-- start --

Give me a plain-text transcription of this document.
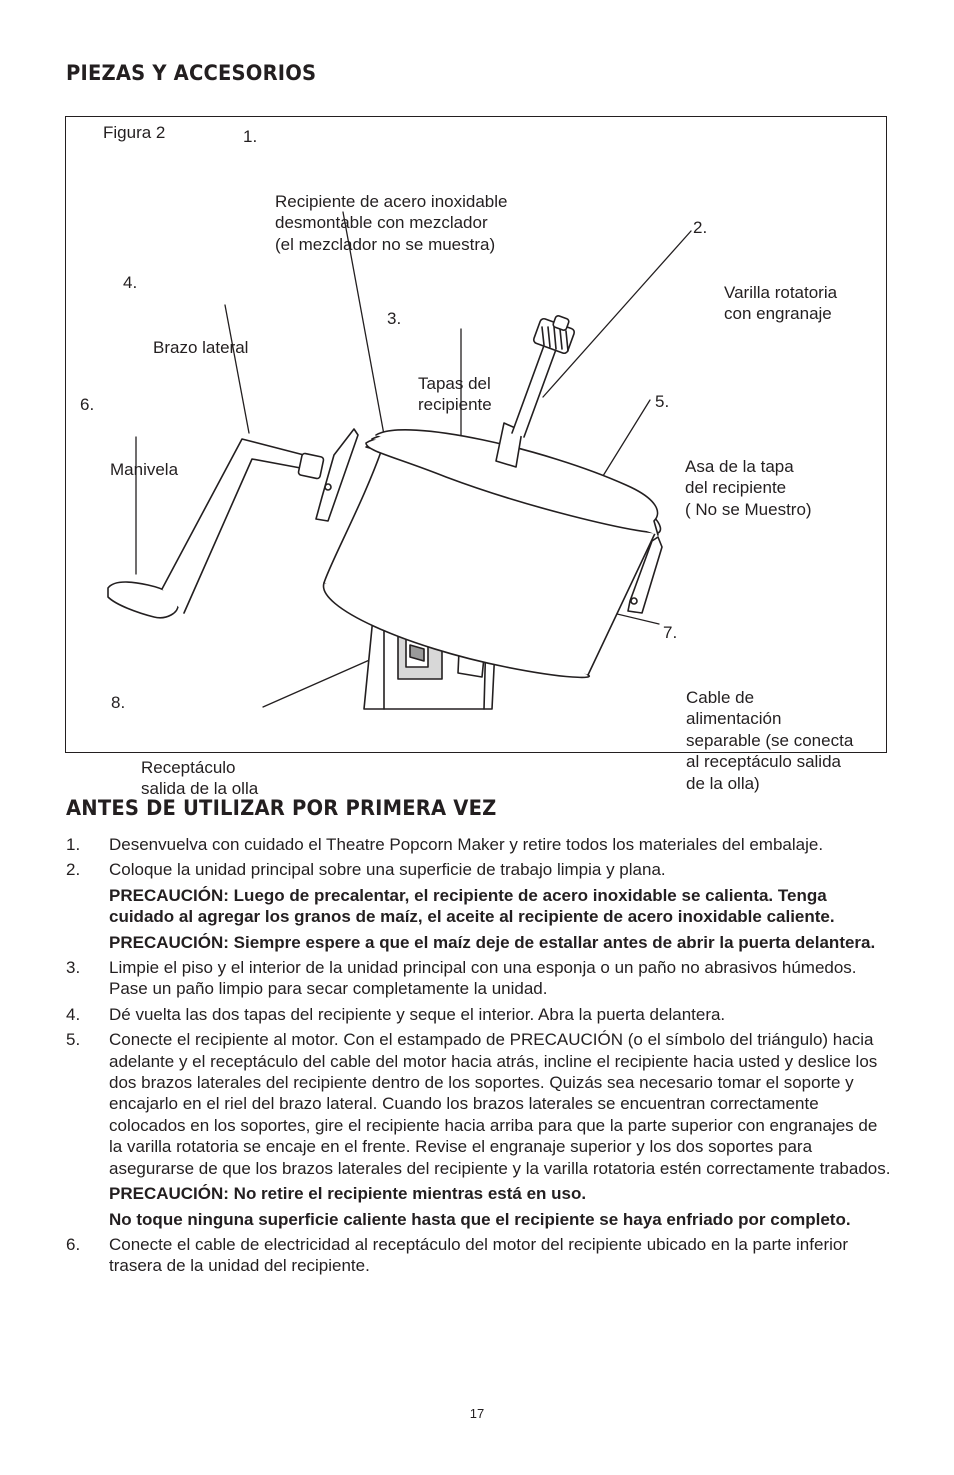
PIEZAS Y ACCESORIOS
Figura 2

	1.

Recipiente de acero inoxidable
desmontable con mezclador
(el mezclador no se muestra)

2.

Varilla rotatoria
con engranaje

3.

Tapas del
recipiente

4.

Brazo lateral

5.

Asa de la tapa
del recipiente
( No se Muestro)

6.

Manivela

7.

Cable de
alimentación
separable (se conecta
al receptáculo salida
de la olla)

8.

Receptáculo
salida de la olla

ANTES DE UTILIZAR POR PRIMERA VEZ
1. Desenvuelva con cuidado el Theatre Popcorn Maker y retire todos los materiales del embalaje.
2. Coloque la unidad principal sobre una superficie de trabajo limpia y plana.
PRECAUCIÓN: Luego de precalentar, el recipiente de acero inoxidable se calienta. Tenga cuidado al agregar los granos de maíz, el aceite al recipiente de acero inoxidable caliente.
PRECAUCIÓN: Siempre espere a que el maíz deje de estallar antes de abrir la puerta delantera.
3. Limpie el piso y el interior de la unidad principal con una esponja o un paño no abrasivos húmedos. Pase un paño limpio para secar completamente la unidad.
4. Dé vuelta las dos tapas del recipiente y seque el interior. Abra la puerta delantera.
5. Conecte el recipiente al motor. Con el estampado de PRECAUCIÓN (o el símbolo del triángulo) hacia adelante y el receptáculo del cable del motor hacia atrás, incline el recipiente hacia usted y deslice los dos brazos laterales del recipiente dentro de los soportes. Quizás sea necesario tomar el soporte y encajarlo en el riel del brazo lateral. Cuando los brazos laterales se encuentran correctamente colocados en los soportes, gire el recipiente hacia arriba para que la parte superior con engranajes de la varilla rotatoria se encaje en el frente. Revise el engranaje superior y los dos soportes para asegurarse de que los brazos laterales del recipiente y la varilla rotatoria estén correctamente trabados.
PRECAUCIÓN: No retire el recipiente mientras está en uso.
No toque ninguna superficie caliente hasta que el recipiente se haya enfriado por completo.
6. Conecte el cable de electricidad al receptáculo del motor del recipiente ubicado en la parte inferior trasera de la unidad del recipiente.
17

-- end --

▶ [Task details] Count the lines above in which the word "caliente" appears, then state only that count.

▶ [Exercise response] 2